(Figure record listings)
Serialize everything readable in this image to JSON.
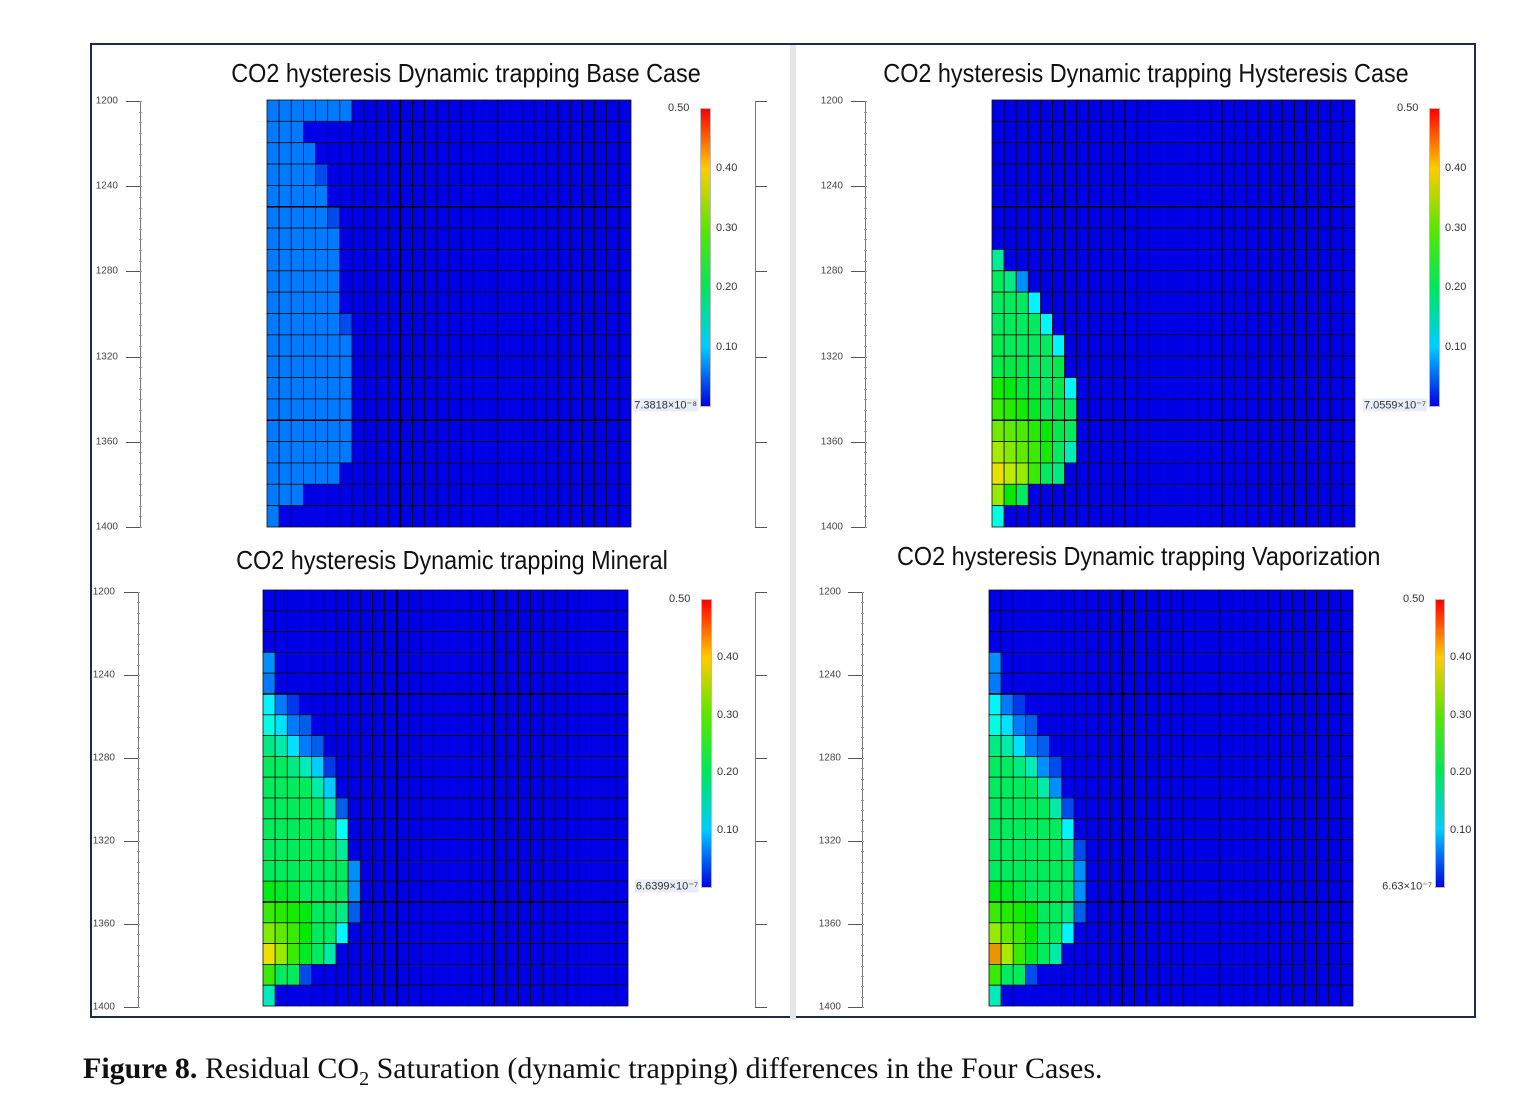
{
  "chart_data": [
    {
      "type": "heatmap",
      "title": "CO2 hysteresis Dynamic trapping Base Case",
      "yticks": [
        "1200",
        "1240",
        "1280",
        "1320",
        "1360",
        "1400"
      ],
      "grid_rows": 20,
      "grid_cols": 30,
      "colorbar": {
        "max_label": "0.50",
        "ticks": [
          "0.40",
          "0.30",
          "0.20",
          "0.10"
        ],
        "tick_values": [
          0.4,
          0.3,
          0.2,
          0.1
        ],
        "min_label": "7.3818×10⁻⁸",
        "range": [
          0,
          0.5
        ]
      },
      "background_value": 0,
      "plume_rows": [
        [
          0.06,
          0.06,
          0.06,
          0.06,
          0.06,
          0.06,
          0.06
        ],
        [
          0.06,
          0.06,
          0.06
        ],
        [
          0.06,
          0.06,
          0.06,
          0.06
        ],
        [
          0.06,
          0.06,
          0.06,
          0.06,
          0.04
        ],
        [
          0.06,
          0.06,
          0.06,
          0.06,
          0.06
        ],
        [
          0.06,
          0.06,
          0.06,
          0.06,
          0.06,
          0.04
        ],
        [
          0.06,
          0.06,
          0.06,
          0.06,
          0.06,
          0.06
        ],
        [
          0.06,
          0.06,
          0.06,
          0.06,
          0.06,
          0.06
        ],
        [
          0.06,
          0.06,
          0.06,
          0.06,
          0.06,
          0.06
        ],
        [
          0.06,
          0.06,
          0.06,
          0.06,
          0.06,
          0.06
        ],
        [
          0.06,
          0.06,
          0.06,
          0.06,
          0.06,
          0.06,
          0.04
        ],
        [
          0.06,
          0.06,
          0.06,
          0.06,
          0.06,
          0.06,
          0.06
        ],
        [
          0.06,
          0.06,
          0.06,
          0.06,
          0.06,
          0.06,
          0.06
        ],
        [
          0.06,
          0.06,
          0.06,
          0.06,
          0.06,
          0.06,
          0.06
        ],
        [
          0.06,
          0.06,
          0.06,
          0.06,
          0.06,
          0.06,
          0.06
        ],
        [
          0.06,
          0.06,
          0.06,
          0.06,
          0.06,
          0.06,
          0.06
        ],
        [
          0.06,
          0.06,
          0.06,
          0.06,
          0.06,
          0.06,
          0.06
        ],
        [
          0.06,
          0.06,
          0.06,
          0.06,
          0.06,
          0.06
        ],
        [
          0.06,
          0.06,
          0.06
        ],
        [
          0.06
        ]
      ]
    },
    {
      "type": "heatmap",
      "title": "CO2 hysteresis Dynamic trapping Hysteresis Case",
      "yticks": [
        "1200",
        "1240",
        "1280",
        "1320",
        "1360",
        "1400"
      ],
      "grid_rows": 20,
      "grid_cols": 30,
      "colorbar": {
        "max_label": "0.50",
        "ticks": [
          "0.40",
          "0.30",
          "0.20",
          "0.10"
        ],
        "tick_values": [
          0.4,
          0.3,
          0.2,
          0.1
        ],
        "min_label": "7.0559×10⁻⁷",
        "range": [
          0,
          0.5
        ]
      },
      "background_value": 0,
      "plume_rows": [
        [],
        [],
        [],
        [],
        [],
        [],
        [],
        [
          0.17
        ],
        [
          0.2,
          0.18,
          0.07
        ],
        [
          0.2,
          0.2,
          0.2,
          0.12
        ],
        [
          0.2,
          0.2,
          0.2,
          0.2,
          0.12
        ],
        [
          0.21,
          0.2,
          0.2,
          0.2,
          0.2,
          0.12
        ],
        [
          0.21,
          0.21,
          0.21,
          0.2,
          0.2,
          0.21
        ],
        [
          0.26,
          0.24,
          0.22,
          0.22,
          0.2,
          0.21,
          0.12
        ],
        [
          0.28,
          0.27,
          0.26,
          0.23,
          0.2,
          0.21,
          0.2
        ],
        [
          0.31,
          0.3,
          0.29,
          0.27,
          0.25,
          0.21,
          0.2
        ],
        [
          0.34,
          0.32,
          0.3,
          0.28,
          0.26,
          0.2,
          0.15
        ],
        [
          0.38,
          0.35,
          0.33,
          0.28,
          0.2,
          0.18
        ],
        [
          0.33,
          0.25,
          0.2
        ],
        [
          0.14
        ]
      ]
    },
    {
      "type": "heatmap",
      "title": "CO2 hysteresis Dynamic trapping Mineral",
      "yticks": [
        "1200",
        "1240",
        "1280",
        "1320",
        "1360",
        "1400"
      ],
      "grid_rows": 20,
      "grid_cols": 30,
      "colorbar": {
        "max_label": "0.50",
        "ticks": [
          "0.40",
          "0.30",
          "0.20",
          "0.10"
        ],
        "tick_values": [
          0.4,
          0.3,
          0.2,
          0.1
        ],
        "min_label": "6.6399×10⁻⁷",
        "range": [
          0,
          0.5
        ]
      },
      "background_value": 0,
      "plume_rows": [
        [],
        [],
        [],
        [
          0.07
        ],
        [
          0.06
        ],
        [
          0.12,
          0.06,
          0.03
        ],
        [
          0.14,
          0.11,
          0.06,
          0.05
        ],
        [
          0.18,
          0.16,
          0.11,
          0.06,
          0.05
        ],
        [
          0.2,
          0.2,
          0.18,
          0.15,
          0.1,
          0.03
        ],
        [
          0.2,
          0.2,
          0.2,
          0.2,
          0.16,
          0.1
        ],
        [
          0.2,
          0.2,
          0.2,
          0.2,
          0.2,
          0.16,
          0.05
        ],
        [
          0.2,
          0.2,
          0.2,
          0.2,
          0.2,
          0.2,
          0.13
        ],
        [
          0.2,
          0.2,
          0.2,
          0.2,
          0.2,
          0.2,
          0.17
        ],
        [
          0.2,
          0.2,
          0.2,
          0.2,
          0.2,
          0.2,
          0.2,
          0.07
        ],
        [
          0.24,
          0.23,
          0.22,
          0.2,
          0.2,
          0.2,
          0.2,
          0.07
        ],
        [
          0.28,
          0.27,
          0.26,
          0.24,
          0.2,
          0.2,
          0.18,
          0.05
        ],
        [
          0.32,
          0.3,
          0.28,
          0.25,
          0.2,
          0.2,
          0.12
        ],
        [
          0.38,
          0.33,
          0.28,
          0.23,
          0.2,
          0.16
        ],
        [
          0.28,
          0.2,
          0.2,
          0.04
        ],
        [
          0.15
        ]
      ]
    },
    {
      "type": "heatmap",
      "title": "CO2 hysteresis Dynamic trapping Vaporization",
      "yticks": [
        "1200",
        "1240",
        "1280",
        "1320",
        "1360",
        "1400"
      ],
      "grid_rows": 20,
      "grid_cols": 30,
      "colorbar": {
        "max_label": "0.50",
        "ticks": [
          "0.40",
          "0.30",
          "0.20",
          "0.10"
        ],
        "tick_values": [
          0.4,
          0.3,
          0.2,
          0.1
        ],
        "min_label": "6.63×10⁻⁷",
        "range": [
          0,
          0.5
        ]
      },
      "background_value": 0,
      "plume_rows": [
        [],
        [],
        [],
        [
          0.07
        ],
        [
          0.06
        ],
        [
          0.12,
          0.06,
          0.03
        ],
        [
          0.14,
          0.11,
          0.06,
          0.05
        ],
        [
          0.18,
          0.16,
          0.11,
          0.06,
          0.05
        ],
        [
          0.2,
          0.2,
          0.18,
          0.15,
          0.07,
          0.04
        ],
        [
          0.2,
          0.2,
          0.2,
          0.2,
          0.16,
          0.07
        ],
        [
          0.2,
          0.2,
          0.2,
          0.2,
          0.2,
          0.16,
          0.04
        ],
        [
          0.2,
          0.2,
          0.2,
          0.2,
          0.2,
          0.2,
          0.12
        ],
        [
          0.2,
          0.2,
          0.2,
          0.2,
          0.2,
          0.2,
          0.18,
          0.04
        ],
        [
          0.2,
          0.2,
          0.2,
          0.2,
          0.2,
          0.2,
          0.2,
          0.07
        ],
        [
          0.24,
          0.23,
          0.22,
          0.2,
          0.2,
          0.2,
          0.2,
          0.07
        ],
        [
          0.28,
          0.27,
          0.26,
          0.24,
          0.2,
          0.2,
          0.18,
          0.05
        ],
        [
          0.33,
          0.3,
          0.28,
          0.25,
          0.2,
          0.2,
          0.12
        ],
        [
          0.42,
          0.34,
          0.28,
          0.23,
          0.2,
          0.16
        ],
        [
          0.28,
          0.2,
          0.2,
          0.04
        ],
        [
          0.15
        ]
      ]
    }
  ],
  "caption": {
    "label": "Figure 8.",
    "text_pre": "Residual CO",
    "subscript": "2",
    "text_post": " Saturation (dynamic trapping) differences in the Four Cases."
  }
}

Stated exercise :: How many lines in the records above hold the word "title"? Give only the number.

Solution :: 4